Extracted records
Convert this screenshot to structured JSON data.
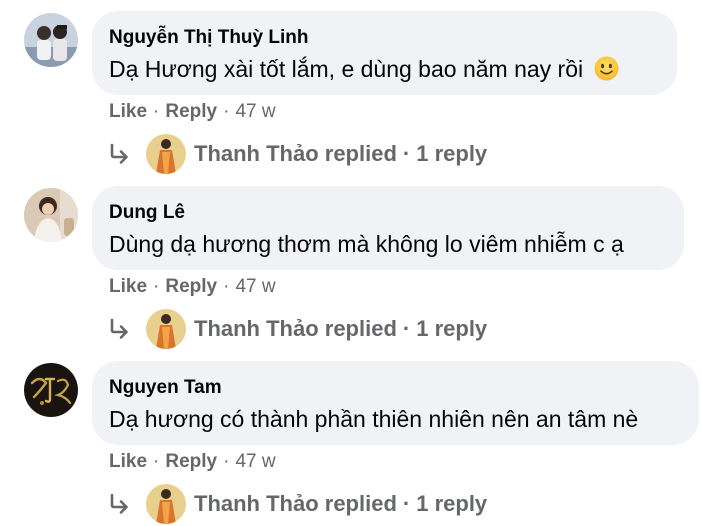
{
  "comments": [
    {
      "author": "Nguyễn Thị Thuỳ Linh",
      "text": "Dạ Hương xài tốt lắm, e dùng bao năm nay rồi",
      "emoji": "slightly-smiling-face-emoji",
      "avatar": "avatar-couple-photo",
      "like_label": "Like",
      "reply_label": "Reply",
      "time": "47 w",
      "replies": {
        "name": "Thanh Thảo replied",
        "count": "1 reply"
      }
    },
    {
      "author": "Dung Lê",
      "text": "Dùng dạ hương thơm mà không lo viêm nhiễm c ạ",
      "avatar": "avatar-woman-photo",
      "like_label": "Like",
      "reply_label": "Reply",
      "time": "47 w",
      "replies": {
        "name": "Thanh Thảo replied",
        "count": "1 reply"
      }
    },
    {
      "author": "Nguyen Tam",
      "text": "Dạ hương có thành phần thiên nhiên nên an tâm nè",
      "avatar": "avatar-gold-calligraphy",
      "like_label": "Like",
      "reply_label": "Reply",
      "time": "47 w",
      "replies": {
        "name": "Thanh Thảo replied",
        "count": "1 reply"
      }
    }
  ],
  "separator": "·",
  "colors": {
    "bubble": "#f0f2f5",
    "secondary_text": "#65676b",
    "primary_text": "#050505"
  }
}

==

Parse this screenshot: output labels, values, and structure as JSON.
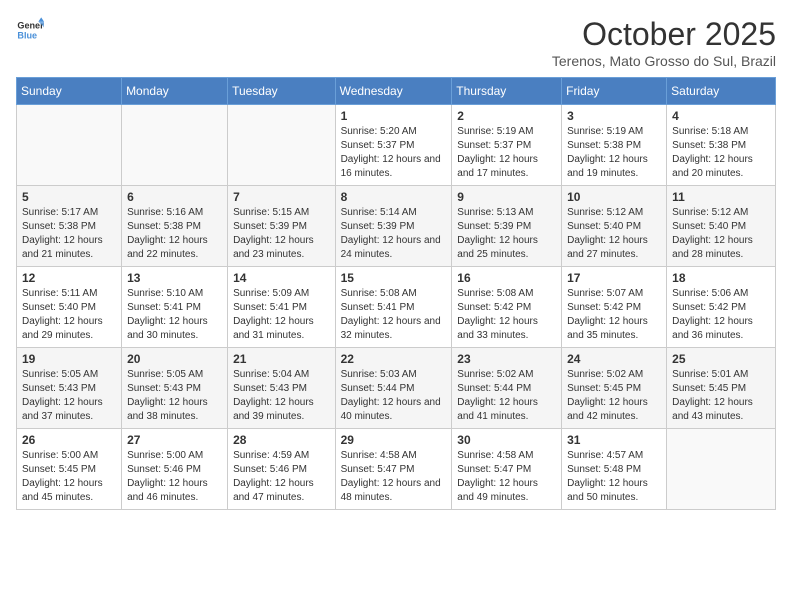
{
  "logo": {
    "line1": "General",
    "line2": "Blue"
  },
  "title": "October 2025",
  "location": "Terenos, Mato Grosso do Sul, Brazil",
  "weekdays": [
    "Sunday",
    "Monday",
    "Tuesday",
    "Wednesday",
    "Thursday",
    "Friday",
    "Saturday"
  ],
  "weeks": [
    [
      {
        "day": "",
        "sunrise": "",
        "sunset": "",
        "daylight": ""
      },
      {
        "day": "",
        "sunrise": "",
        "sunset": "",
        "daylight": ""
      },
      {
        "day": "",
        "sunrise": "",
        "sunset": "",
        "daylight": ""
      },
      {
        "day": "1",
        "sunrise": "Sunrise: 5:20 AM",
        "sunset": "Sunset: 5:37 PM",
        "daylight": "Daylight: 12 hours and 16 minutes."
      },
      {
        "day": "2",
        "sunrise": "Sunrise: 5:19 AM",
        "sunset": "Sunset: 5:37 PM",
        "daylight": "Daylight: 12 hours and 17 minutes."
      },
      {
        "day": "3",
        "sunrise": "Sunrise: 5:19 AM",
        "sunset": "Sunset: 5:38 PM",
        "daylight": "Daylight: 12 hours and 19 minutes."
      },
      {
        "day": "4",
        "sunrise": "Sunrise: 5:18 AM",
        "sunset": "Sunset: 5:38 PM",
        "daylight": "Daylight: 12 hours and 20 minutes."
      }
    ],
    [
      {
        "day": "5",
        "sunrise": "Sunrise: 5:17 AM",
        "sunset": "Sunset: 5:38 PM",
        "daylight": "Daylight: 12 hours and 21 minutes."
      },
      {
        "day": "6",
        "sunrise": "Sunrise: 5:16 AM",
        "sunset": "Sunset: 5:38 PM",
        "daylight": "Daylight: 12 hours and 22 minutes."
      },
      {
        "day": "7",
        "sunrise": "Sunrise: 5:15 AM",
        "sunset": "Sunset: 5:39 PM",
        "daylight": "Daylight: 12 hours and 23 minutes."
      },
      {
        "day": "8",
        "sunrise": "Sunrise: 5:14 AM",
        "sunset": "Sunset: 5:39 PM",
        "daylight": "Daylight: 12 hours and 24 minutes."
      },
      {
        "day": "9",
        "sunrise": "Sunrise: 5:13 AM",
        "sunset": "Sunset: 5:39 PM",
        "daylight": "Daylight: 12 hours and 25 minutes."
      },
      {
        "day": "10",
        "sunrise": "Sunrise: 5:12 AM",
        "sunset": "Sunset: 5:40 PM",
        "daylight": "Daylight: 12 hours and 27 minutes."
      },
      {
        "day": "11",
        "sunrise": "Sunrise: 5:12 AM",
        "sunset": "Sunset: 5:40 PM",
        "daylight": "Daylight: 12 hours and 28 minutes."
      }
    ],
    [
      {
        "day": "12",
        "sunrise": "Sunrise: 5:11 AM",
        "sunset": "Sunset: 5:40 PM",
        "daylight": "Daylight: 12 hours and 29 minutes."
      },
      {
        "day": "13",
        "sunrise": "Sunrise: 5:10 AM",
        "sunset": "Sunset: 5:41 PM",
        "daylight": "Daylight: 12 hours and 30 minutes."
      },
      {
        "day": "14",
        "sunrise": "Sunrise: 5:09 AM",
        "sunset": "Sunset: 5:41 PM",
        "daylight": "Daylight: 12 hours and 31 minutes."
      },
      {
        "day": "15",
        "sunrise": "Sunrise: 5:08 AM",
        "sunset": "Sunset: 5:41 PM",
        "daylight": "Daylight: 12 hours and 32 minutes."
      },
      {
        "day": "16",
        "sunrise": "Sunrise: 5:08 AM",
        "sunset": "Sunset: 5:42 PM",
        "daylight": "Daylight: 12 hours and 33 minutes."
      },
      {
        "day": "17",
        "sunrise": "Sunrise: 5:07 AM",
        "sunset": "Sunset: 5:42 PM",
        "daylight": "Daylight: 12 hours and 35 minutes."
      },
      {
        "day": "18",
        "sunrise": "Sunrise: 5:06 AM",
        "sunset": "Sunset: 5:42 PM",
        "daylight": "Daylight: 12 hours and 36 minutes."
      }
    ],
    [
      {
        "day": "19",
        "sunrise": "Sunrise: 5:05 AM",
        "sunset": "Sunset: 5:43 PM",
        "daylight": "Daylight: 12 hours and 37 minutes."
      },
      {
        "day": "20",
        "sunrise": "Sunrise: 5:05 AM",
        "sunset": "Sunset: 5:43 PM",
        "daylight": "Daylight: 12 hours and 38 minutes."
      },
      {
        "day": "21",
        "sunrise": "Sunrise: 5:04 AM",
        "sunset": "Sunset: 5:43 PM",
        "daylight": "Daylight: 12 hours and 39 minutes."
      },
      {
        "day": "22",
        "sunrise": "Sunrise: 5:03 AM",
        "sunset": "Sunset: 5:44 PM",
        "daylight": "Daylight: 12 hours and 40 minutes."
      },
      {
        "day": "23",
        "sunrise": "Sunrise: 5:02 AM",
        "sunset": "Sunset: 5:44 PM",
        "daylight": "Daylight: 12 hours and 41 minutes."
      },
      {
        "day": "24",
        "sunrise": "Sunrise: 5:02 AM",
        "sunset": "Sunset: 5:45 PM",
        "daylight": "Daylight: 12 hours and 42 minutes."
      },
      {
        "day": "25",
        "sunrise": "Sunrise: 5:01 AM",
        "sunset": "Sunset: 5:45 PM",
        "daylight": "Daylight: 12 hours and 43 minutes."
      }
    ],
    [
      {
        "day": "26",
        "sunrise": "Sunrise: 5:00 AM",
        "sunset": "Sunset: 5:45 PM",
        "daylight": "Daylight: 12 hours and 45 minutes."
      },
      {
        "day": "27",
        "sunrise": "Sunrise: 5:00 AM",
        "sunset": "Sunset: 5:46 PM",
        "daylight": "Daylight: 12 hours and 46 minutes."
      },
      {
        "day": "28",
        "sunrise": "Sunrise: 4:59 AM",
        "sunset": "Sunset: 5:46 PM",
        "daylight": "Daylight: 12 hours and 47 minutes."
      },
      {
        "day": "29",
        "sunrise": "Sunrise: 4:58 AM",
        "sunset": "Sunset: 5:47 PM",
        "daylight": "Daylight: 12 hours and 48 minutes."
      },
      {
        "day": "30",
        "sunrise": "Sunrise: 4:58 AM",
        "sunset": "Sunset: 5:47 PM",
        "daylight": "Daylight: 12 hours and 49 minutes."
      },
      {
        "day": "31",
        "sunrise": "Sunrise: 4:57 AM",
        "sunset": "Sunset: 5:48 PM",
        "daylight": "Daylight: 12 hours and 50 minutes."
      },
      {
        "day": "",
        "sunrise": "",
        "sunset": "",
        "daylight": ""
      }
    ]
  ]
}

TASK STATEMENT
Look through the material and copy each line that has "author".

SOLUTION TO THE EXERCISE
      "author": "Nguyễn Thị Thuỳ Linh",
      "author": "Dung Lê",
      "author": "Nguyen Tam",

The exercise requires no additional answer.